- [Given task]
Copy each line in which the string "content" occurs.

--- START OF Exercise input ---

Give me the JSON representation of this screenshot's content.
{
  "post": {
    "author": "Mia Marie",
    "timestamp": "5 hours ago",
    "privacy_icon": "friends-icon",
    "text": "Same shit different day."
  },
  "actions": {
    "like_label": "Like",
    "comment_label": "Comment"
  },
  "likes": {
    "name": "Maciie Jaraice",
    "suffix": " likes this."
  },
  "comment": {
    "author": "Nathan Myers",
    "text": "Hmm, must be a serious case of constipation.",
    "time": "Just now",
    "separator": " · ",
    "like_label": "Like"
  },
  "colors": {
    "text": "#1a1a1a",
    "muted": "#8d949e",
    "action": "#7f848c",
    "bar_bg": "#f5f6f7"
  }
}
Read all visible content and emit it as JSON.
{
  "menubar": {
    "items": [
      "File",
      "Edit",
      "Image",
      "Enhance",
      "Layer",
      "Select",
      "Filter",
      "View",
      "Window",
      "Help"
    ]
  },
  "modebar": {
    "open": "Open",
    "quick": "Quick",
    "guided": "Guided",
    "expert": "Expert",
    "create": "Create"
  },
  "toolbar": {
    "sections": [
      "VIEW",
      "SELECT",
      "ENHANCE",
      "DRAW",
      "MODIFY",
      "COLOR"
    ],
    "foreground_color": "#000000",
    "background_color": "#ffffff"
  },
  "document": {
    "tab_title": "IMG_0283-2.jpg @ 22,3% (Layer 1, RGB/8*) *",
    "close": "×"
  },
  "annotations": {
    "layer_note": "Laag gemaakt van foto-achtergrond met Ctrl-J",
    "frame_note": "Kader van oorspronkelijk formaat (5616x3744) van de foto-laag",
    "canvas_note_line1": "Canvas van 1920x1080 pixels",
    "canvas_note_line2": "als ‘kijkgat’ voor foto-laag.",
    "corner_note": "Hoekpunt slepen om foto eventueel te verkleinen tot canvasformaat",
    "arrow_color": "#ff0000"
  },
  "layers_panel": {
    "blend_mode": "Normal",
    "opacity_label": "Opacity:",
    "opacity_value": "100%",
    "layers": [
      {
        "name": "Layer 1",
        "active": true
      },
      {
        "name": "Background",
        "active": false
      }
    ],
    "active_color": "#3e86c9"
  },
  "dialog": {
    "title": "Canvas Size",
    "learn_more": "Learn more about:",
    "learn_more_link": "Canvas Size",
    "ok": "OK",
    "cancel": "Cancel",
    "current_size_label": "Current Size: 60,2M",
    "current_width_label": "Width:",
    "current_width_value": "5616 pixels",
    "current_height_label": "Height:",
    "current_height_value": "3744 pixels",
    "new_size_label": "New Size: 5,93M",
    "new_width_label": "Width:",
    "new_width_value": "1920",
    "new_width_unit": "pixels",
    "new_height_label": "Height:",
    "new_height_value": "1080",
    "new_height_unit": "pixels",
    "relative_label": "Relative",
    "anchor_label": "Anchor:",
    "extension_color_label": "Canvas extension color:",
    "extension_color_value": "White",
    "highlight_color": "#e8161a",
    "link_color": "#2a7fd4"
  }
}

--- END OF Exercise input ---

- [Solution below]
Give me the JSON representation of this screenshot's content.
Read all visible content and emit it as JSON.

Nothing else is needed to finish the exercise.